What follows is a set of records; restate each one word for word and drop the pictures.
------------------------------------
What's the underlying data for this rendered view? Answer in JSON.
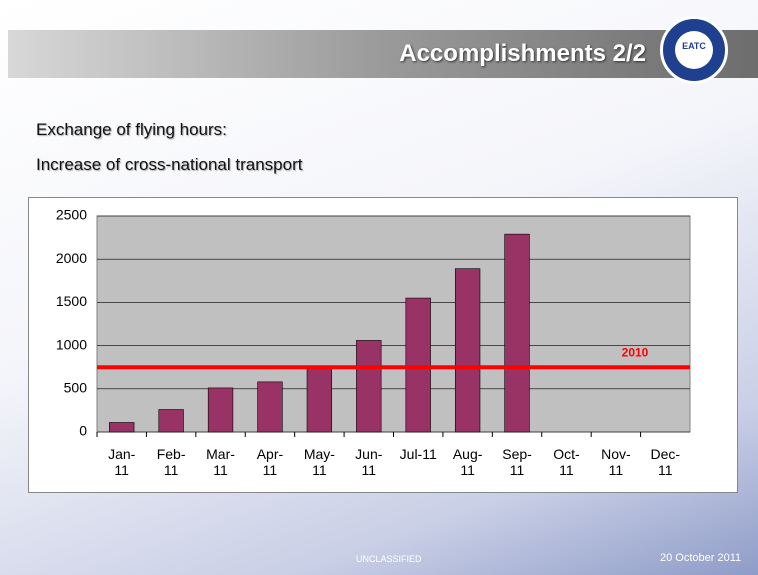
{
  "slide": {
    "title": "Accomplishments 2/2",
    "logo": "EATC",
    "bullets": [
      "Exchange of flying hours:",
      "Increase of cross-national transport"
    ],
    "classification": "UNCLASSIFIED",
    "date": "20 October 2011"
  },
  "chart_data": {
    "type": "bar",
    "categories": [
      "Jan-11",
      "Feb-11",
      "Mar-11",
      "Apr-11",
      "May-11",
      "Jun-11",
      "Jul-11",
      "Aug-11",
      "Sep-11",
      "Oct-11",
      "Nov-11",
      "Dec-11"
    ],
    "values": [
      110,
      260,
      510,
      580,
      760,
      1060,
      1550,
      1890,
      2290,
      null,
      null,
      null
    ],
    "color": "#993366",
    "ylim": [
      0,
      2500
    ],
    "yticks": [
      0,
      500,
      1000,
      1500,
      2000,
      2500
    ],
    "grid": true,
    "reference_line": {
      "label": "2010",
      "value": 750,
      "color": "#ff0000"
    }
  }
}
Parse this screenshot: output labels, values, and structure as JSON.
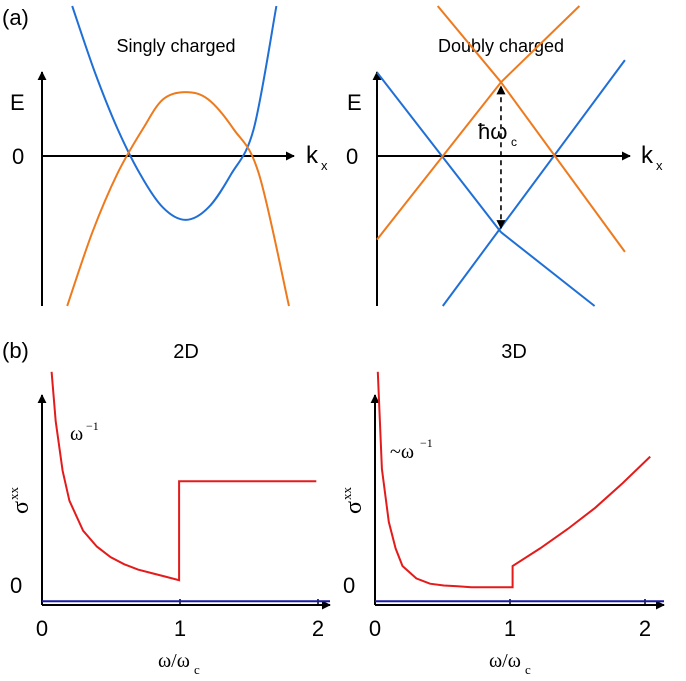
{
  "colors": {
    "blue": "#1f6fd6",
    "orange": "#ee7a1e",
    "red": "#e41b1b",
    "navy": "#1a1aa8",
    "axis": "#000000"
  },
  "chart_data": [
    {
      "type": "line",
      "panel_label": "(a)",
      "title": "Singly charged",
      "ylabel": "E",
      "xlabel_main": "k",
      "xlabel_sub": "x",
      "zero_label": "0",
      "xlim": [
        0,
        1
      ],
      "ylim": [
        -1.22,
        1.22
      ],
      "series": [
        {
          "color": "blue",
          "x": [
            0.12,
            0.21,
            0.3,
            0.39,
            0.48,
            0.57,
            0.66,
            0.75,
            0.84,
            0.93
          ],
          "y": [
            1.22,
            0.68,
            0.22,
            -0.15,
            -0.42,
            -0.52,
            -0.42,
            -0.15,
            0.22,
            1.22
          ]
        },
        {
          "color": "orange",
          "x": [
            0.1,
            0.2,
            0.3,
            0.4,
            0.48,
            0.57,
            0.66,
            0.76,
            0.86,
            0.98
          ],
          "y": [
            -1.22,
            -0.62,
            -0.14,
            0.22,
            0.46,
            0.52,
            0.46,
            0.22,
            -0.14,
            -1.22
          ]
        }
      ]
    },
    {
      "type": "line",
      "title": "Doubly charged",
      "ylabel": "E",
      "xlabel_main": "k",
      "xlabel_sub": "x",
      "zero_label": "0",
      "annotation": "ħω",
      "annotation_sub": "c",
      "xlim": [
        0,
        1
      ],
      "ylim": [
        -1.22,
        1.22
      ],
      "series": [
        {
          "color": "blue",
          "x": [
            0.0,
            0.49
          ],
          "y": [
            0.68,
            -0.62
          ]
        },
        {
          "color": "blue",
          "x": [
            0.26,
            0.98
          ],
          "y": [
            -1.22,
            0.78
          ]
        },
        {
          "color": "blue",
          "x": [
            0.49,
            0.86
          ],
          "y": [
            -0.62,
            -1.22
          ]
        },
        {
          "color": "orange",
          "x": [
            0.0,
            0.49
          ],
          "y": [
            -0.68,
            0.6
          ]
        },
        {
          "color": "orange",
          "x": [
            0.24,
            0.49
          ],
          "y": [
            1.22,
            0.6
          ]
        },
        {
          "color": "orange",
          "x": [
            0.49,
            0.98
          ],
          "y": [
            0.6,
            -0.78
          ]
        },
        {
          "color": "orange",
          "x": [
            0.49,
            0.8
          ],
          "y": [
            0.6,
            1.22
          ]
        }
      ],
      "arrow": {
        "x": 0.49,
        "y_from": -0.62,
        "y_to": 0.6
      }
    },
    {
      "type": "line",
      "panel_label": "(b)",
      "title": "2D",
      "ylabel_main": "σ",
      "ylabel_sup": "xx",
      "xlabel": "ω/ω",
      "xlabel_sub": "c",
      "annotation_main": "ω",
      "annotation_sup": "−1",
      "zero_label": "0",
      "xticks": [
        "0",
        "1",
        "2"
      ],
      "xlim": [
        0,
        2.1
      ],
      "ylim": [
        -0.1,
        1.35
      ],
      "series": [
        {
          "color": "red",
          "x": [
            0.07,
            0.1,
            0.15,
            0.2,
            0.3,
            0.4,
            0.5,
            0.6,
            0.7,
            0.8,
            0.9,
            1.0,
            1.0,
            2.0
          ],
          "y": [
            1.3,
            1.02,
            0.74,
            0.57,
            0.4,
            0.31,
            0.25,
            0.21,
            0.18,
            0.16,
            0.14,
            0.12,
            0.68,
            0.68
          ]
        },
        {
          "color": "navy",
          "x": [
            0.0,
            2.1
          ],
          "y": [
            0.0,
            0.0
          ]
        }
      ]
    },
    {
      "type": "line",
      "title": "3D",
      "ylabel_main": "σ",
      "ylabel_sup": "xx",
      "xlabel": "ω/ω",
      "xlabel_sub": "c",
      "annotation_main": "~ω",
      "annotation_sup": "−1",
      "zero_label": "0",
      "xticks": [
        "0",
        "1",
        "2"
      ],
      "xlim": [
        0,
        2.1
      ],
      "ylim": [
        -0.1,
        1.35
      ],
      "series": [
        {
          "color": "red",
          "x": [
            0.02,
            0.05,
            0.1,
            0.15,
            0.2,
            0.3,
            0.4,
            0.5,
            0.6,
            0.7,
            0.8,
            0.9,
            1.0,
            1.0,
            1.2,
            1.4,
            1.6,
            1.8,
            2.0
          ],
          "y": [
            1.3,
            0.75,
            0.45,
            0.3,
            0.2,
            0.13,
            0.1,
            0.09,
            0.085,
            0.08,
            0.08,
            0.08,
            0.08,
            0.2,
            0.3,
            0.41,
            0.53,
            0.67,
            0.82
          ]
        },
        {
          "color": "navy",
          "x": [
            0.0,
            2.1
          ],
          "y": [
            0.0,
            0.0
          ]
        }
      ]
    }
  ]
}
------------------------------------
TASK OUTPUT —
What's the underlying data for this rendered view? Answer in JSON.
{
  "slide": {
    "title": "Accomplishments 2/2",
    "logo": "EATC",
    "bullets": [
      "Exchange of flying hours:",
      "Increase of cross-national transport"
    ],
    "classification": "UNCLASSIFIED",
    "date": "20 October 2011"
  },
  "chart_data": {
    "type": "bar",
    "categories": [
      "Jan-11",
      "Feb-11",
      "Mar-11",
      "Apr-11",
      "May-11",
      "Jun-11",
      "Jul-11",
      "Aug-11",
      "Sep-11",
      "Oct-11",
      "Nov-11",
      "Dec-11"
    ],
    "values": [
      110,
      260,
      510,
      580,
      760,
      1060,
      1550,
      1890,
      2290,
      null,
      null,
      null
    ],
    "color": "#993366",
    "ylim": [
      0,
      2500
    ],
    "yticks": [
      0,
      500,
      1000,
      1500,
      2000,
      2500
    ],
    "grid": true,
    "reference_line": {
      "label": "2010",
      "value": 750,
      "color": "#ff0000"
    }
  }
}
Parse this screenshot: output labels, values, and structure as JSON.
{
  "colors": {
    "blue": "#1f6fd6",
    "orange": "#ee7a1e",
    "red": "#e41b1b",
    "navy": "#1a1aa8",
    "axis": "#000000"
  },
  "chart_data": [
    {
      "type": "line",
      "panel_label": "(a)",
      "title": "Singly charged",
      "ylabel": "E",
      "xlabel_main": "k",
      "xlabel_sub": "x",
      "zero_label": "0",
      "xlim": [
        0,
        1
      ],
      "ylim": [
        -1.22,
        1.22
      ],
      "series": [
        {
          "color": "blue",
          "x": [
            0.12,
            0.21,
            0.3,
            0.39,
            0.48,
            0.57,
            0.66,
            0.75,
            0.84,
            0.93
          ],
          "y": [
            1.22,
            0.68,
            0.22,
            -0.15,
            -0.42,
            -0.52,
            -0.42,
            -0.15,
            0.22,
            1.22
          ]
        },
        {
          "color": "orange",
          "x": [
            0.1,
            0.2,
            0.3,
            0.4,
            0.48,
            0.57,
            0.66,
            0.76,
            0.86,
            0.98
          ],
          "y": [
            -1.22,
            -0.62,
            -0.14,
            0.22,
            0.46,
            0.52,
            0.46,
            0.22,
            -0.14,
            -1.22
          ]
        }
      ]
    },
    {
      "type": "line",
      "title": "Doubly charged",
      "ylabel": "E",
      "xlabel_main": "k",
      "xlabel_sub": "x",
      "zero_label": "0",
      "annotation": "ħω",
      "annotation_sub": "c",
      "xlim": [
        0,
        1
      ],
      "ylim": [
        -1.22,
        1.22
      ],
      "series": [
        {
          "color": "blue",
          "x": [
            0.0,
            0.49
          ],
          "y": [
            0.68,
            -0.62
          ]
        },
        {
          "color": "blue",
          "x": [
            0.26,
            0.98
          ],
          "y": [
            -1.22,
            0.78
          ]
        },
        {
          "color": "blue",
          "x": [
            0.49,
            0.86
          ],
          "y": [
            -0.62,
            -1.22
          ]
        },
        {
          "color": "orange",
          "x": [
            0.0,
            0.49
          ],
          "y": [
            -0.68,
            0.6
          ]
        },
        {
          "color": "orange",
          "x": [
            0.24,
            0.49
          ],
          "y": [
            1.22,
            0.6
          ]
        },
        {
          "color": "orange",
          "x": [
            0.49,
            0.98
          ],
          "y": [
            0.6,
            -0.78
          ]
        },
        {
          "color": "orange",
          "x": [
            0.49,
            0.8
          ],
          "y": [
            0.6,
            1.22
          ]
        }
      ],
      "arrow": {
        "x": 0.49,
        "y_from": -0.62,
        "y_to": 0.6
      }
    },
    {
      "type": "line",
      "panel_label": "(b)",
      "title": "2D",
      "ylabel_main": "σ",
      "ylabel_sup": "xx",
      "xlabel": "ω/ω",
      "xlabel_sub": "c",
      "annotation_main": "ω",
      "annotation_sup": "−1",
      "zero_label": "0",
      "xticks": [
        "0",
        "1",
        "2"
      ],
      "xlim": [
        0,
        2.1
      ],
      "ylim": [
        -0.1,
        1.35
      ],
      "series": [
        {
          "color": "red",
          "x": [
            0.07,
            0.1,
            0.15,
            0.2,
            0.3,
            0.4,
            0.5,
            0.6,
            0.7,
            0.8,
            0.9,
            1.0,
            1.0,
            2.0
          ],
          "y": [
            1.3,
            1.02,
            0.74,
            0.57,
            0.4,
            0.31,
            0.25,
            0.21,
            0.18,
            0.16,
            0.14,
            0.12,
            0.68,
            0.68
          ]
        },
        {
          "color": "navy",
          "x": [
            0.0,
            2.1
          ],
          "y": [
            0.0,
            0.0
          ]
        }
      ]
    },
    {
      "type": "line",
      "title": "3D",
      "ylabel_main": "σ",
      "ylabel_sup": "xx",
      "xlabel": "ω/ω",
      "xlabel_sub": "c",
      "annotation_main": "~ω",
      "annotation_sup": "−1",
      "zero_label": "0",
      "xticks": [
        "0",
        "1",
        "2"
      ],
      "xlim": [
        0,
        2.1
      ],
      "ylim": [
        -0.1,
        1.35
      ],
      "series": [
        {
          "color": "red",
          "x": [
            0.02,
            0.05,
            0.1,
            0.15,
            0.2,
            0.3,
            0.4,
            0.5,
            0.6,
            0.7,
            0.8,
            0.9,
            1.0,
            1.0,
            1.2,
            1.4,
            1.6,
            1.8,
            2.0
          ],
          "y": [
            1.3,
            0.75,
            0.45,
            0.3,
            0.2,
            0.13,
            0.1,
            0.09,
            0.085,
            0.08,
            0.08,
            0.08,
            0.08,
            0.2,
            0.3,
            0.41,
            0.53,
            0.67,
            0.82
          ]
        },
        {
          "color": "navy",
          "x": [
            0.0,
            2.1
          ],
          "y": [
            0.0,
            0.0
          ]
        }
      ]
    }
  ]
}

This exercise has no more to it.